* _Exercise objective_: Will you write out the data exactly, excluding every picture?

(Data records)

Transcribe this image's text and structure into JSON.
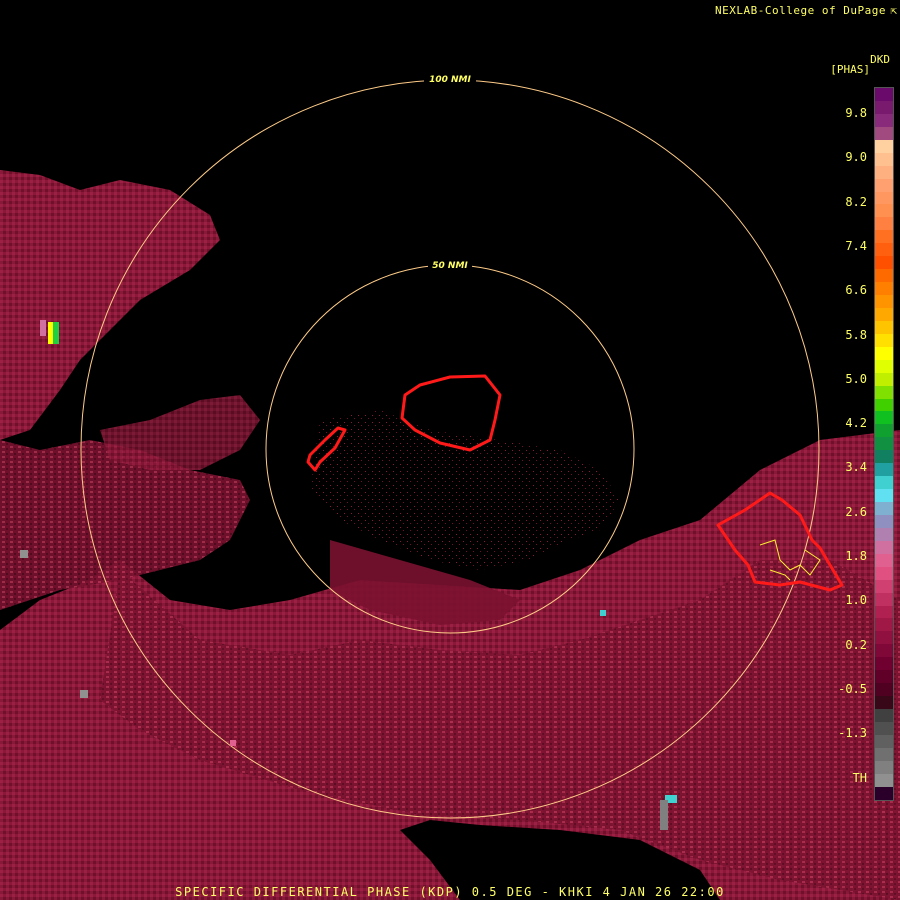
{
  "credit": "NEXLAB-College of DuPage",
  "credit_icon": "external-link-icon",
  "product_code": "DKD",
  "product_units": "[PHAS]",
  "footer": "SPECIFIC DIFFERENTIAL PHASE (KDP) 0.5 DEG - KHKI 4 JAN 26 22:00",
  "range_rings": [
    "50 NMI",
    "100 NMI"
  ],
  "legend": {
    "labels": [
      "9.8",
      "9.0",
      "8.2",
      "7.4",
      "6.6",
      "5.8",
      "5.0",
      "4.2",
      "3.4",
      "2.6",
      "1.8",
      "1.0",
      "0.2",
      "-0.5",
      "-1.3",
      "TH"
    ],
    "colors": [
      "#6a0a6a",
      "#7a1a6e",
      "#8a2a7a",
      "#a04a80",
      "#ffd0a0",
      "#ffc090",
      "#ffb080",
      "#ffa070",
      "#ff9860",
      "#ff9050",
      "#ff8040",
      "#ff7020",
      "#ff6010",
      "#ff5000",
      "#ff6a00",
      "#ff8000",
      "#ff9400",
      "#ffa800",
      "#ffc400",
      "#ffe000",
      "#ffff00",
      "#e0ff00",
      "#c0f000",
      "#80e000",
      "#40d000",
      "#10c020",
      "#10a030",
      "#109040",
      "#108060",
      "#20a0a0",
      "#40d0d0",
      "#60e0f0",
      "#80b0d0",
      "#9090c0",
      "#b080b0",
      "#d070a0",
      "#e06090",
      "#e05080",
      "#d04070",
      "#c03060",
      "#b02050",
      "#a01845",
      "#901040",
      "#800838",
      "#700030",
      "#600028",
      "#500020",
      "#380818",
      "#404040",
      "#505050",
      "#606060",
      "#707070",
      "#808080",
      "#909090",
      "#2a002a"
    ]
  }
}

* _Solution for this task_:
Transcribe this image's text and structure into JSON.
{
  "credit": "NEXLAB-College of DuPage",
  "credit_icon": "external-link-icon",
  "product_code": "DKD",
  "product_units": "[PHAS]",
  "footer": "SPECIFIC DIFFERENTIAL PHASE (KDP) 0.5 DEG - KHKI 4 JAN 26 22:00",
  "range_rings": [
    "50 NMI",
    "100 NMI"
  ],
  "legend": {
    "labels": [
      "9.8",
      "9.0",
      "8.2",
      "7.4",
      "6.6",
      "5.8",
      "5.0",
      "4.2",
      "3.4",
      "2.6",
      "1.8",
      "1.0",
      "0.2",
      "-0.5",
      "-1.3",
      "TH"
    ],
    "colors": [
      "#6a0a6a",
      "#7a1a6e",
      "#8a2a7a",
      "#a04a80",
      "#ffd0a0",
      "#ffc090",
      "#ffb080",
      "#ffa070",
      "#ff9860",
      "#ff9050",
      "#ff8040",
      "#ff7020",
      "#ff6010",
      "#ff5000",
      "#ff6a00",
      "#ff8000",
      "#ff9400",
      "#ffa800",
      "#ffc400",
      "#ffe000",
      "#ffff00",
      "#e0ff00",
      "#c0f000",
      "#80e000",
      "#40d000",
      "#10c020",
      "#10a030",
      "#109040",
      "#108060",
      "#20a0a0",
      "#40d0d0",
      "#60e0f0",
      "#80b0d0",
      "#9090c0",
      "#b080b0",
      "#d070a0",
      "#e06090",
      "#e05080",
      "#d04070",
      "#c03060",
      "#b02050",
      "#a01845",
      "#901040",
      "#800838",
      "#700030",
      "#600028",
      "#500020",
      "#380818",
      "#404040",
      "#505050",
      "#606060",
      "#707070",
      "#808080",
      "#909090",
      "#2a002a"
    ]
  }
}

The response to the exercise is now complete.